» **Material**
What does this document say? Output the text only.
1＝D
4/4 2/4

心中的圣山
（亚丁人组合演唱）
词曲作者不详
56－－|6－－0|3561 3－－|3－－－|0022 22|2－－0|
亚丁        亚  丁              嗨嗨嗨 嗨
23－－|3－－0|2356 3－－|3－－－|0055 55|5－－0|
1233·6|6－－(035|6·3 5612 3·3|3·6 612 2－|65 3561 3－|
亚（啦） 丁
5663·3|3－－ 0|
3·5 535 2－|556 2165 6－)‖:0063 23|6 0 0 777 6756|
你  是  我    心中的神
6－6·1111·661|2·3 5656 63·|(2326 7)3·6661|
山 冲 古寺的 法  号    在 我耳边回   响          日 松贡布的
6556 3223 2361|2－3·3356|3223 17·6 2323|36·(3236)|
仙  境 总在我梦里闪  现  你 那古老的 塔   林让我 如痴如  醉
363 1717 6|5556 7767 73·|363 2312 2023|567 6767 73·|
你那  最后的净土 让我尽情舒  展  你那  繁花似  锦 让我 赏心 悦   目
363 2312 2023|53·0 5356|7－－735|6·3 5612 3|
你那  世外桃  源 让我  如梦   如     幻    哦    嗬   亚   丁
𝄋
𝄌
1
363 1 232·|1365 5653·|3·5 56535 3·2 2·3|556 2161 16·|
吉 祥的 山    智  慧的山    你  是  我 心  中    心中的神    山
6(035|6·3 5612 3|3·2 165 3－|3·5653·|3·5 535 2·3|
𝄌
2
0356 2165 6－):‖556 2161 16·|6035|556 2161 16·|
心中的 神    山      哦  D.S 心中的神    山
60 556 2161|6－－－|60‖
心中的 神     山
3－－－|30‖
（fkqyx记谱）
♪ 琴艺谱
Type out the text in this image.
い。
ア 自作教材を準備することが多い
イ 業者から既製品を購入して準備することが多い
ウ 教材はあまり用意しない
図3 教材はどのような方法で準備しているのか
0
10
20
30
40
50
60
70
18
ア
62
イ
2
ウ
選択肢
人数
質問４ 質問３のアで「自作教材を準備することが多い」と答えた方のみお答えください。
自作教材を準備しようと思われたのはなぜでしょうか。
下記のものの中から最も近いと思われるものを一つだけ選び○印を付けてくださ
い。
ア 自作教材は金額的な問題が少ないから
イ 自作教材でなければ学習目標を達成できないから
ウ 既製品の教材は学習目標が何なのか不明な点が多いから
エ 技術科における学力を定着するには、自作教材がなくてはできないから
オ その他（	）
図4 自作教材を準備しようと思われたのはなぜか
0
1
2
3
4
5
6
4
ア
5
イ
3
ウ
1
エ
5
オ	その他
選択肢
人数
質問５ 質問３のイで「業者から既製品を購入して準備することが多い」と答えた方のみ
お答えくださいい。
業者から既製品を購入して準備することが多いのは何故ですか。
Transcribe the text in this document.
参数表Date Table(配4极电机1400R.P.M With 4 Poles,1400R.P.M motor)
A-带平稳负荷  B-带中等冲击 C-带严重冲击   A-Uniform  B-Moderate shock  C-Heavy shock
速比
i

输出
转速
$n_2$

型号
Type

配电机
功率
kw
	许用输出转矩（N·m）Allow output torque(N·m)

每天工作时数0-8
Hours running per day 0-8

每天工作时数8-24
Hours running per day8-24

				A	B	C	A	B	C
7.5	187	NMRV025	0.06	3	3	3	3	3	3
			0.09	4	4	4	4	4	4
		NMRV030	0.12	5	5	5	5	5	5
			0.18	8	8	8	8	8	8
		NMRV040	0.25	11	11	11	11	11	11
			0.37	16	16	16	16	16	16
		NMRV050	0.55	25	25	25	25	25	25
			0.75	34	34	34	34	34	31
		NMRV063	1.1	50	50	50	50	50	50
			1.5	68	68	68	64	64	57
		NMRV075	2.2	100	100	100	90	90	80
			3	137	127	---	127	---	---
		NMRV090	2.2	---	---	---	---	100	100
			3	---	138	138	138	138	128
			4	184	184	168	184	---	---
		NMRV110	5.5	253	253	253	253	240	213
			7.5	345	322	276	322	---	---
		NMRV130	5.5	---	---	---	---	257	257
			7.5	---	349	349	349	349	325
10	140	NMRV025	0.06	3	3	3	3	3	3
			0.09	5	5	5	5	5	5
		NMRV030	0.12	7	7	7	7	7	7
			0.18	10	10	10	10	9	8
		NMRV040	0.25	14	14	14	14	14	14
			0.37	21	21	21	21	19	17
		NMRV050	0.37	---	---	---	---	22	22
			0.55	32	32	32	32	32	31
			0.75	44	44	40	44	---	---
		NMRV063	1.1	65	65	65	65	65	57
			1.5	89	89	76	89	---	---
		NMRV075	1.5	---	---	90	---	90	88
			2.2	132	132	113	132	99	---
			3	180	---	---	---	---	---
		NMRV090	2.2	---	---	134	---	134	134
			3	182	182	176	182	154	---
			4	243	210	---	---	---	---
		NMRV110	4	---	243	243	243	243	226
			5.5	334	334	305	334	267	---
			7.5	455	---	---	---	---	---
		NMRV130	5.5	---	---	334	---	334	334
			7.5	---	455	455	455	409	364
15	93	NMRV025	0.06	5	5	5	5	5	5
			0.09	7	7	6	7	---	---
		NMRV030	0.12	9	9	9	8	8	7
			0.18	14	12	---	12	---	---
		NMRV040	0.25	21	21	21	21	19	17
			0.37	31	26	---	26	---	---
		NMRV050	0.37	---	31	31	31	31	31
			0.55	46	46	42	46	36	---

» **Work to be completed**
Pick out the lines above that hold the string "text" and show them.

» **Written answer**
What does this document say? Output the text only.
Type out the text in this image.
Transcribe the text in this document.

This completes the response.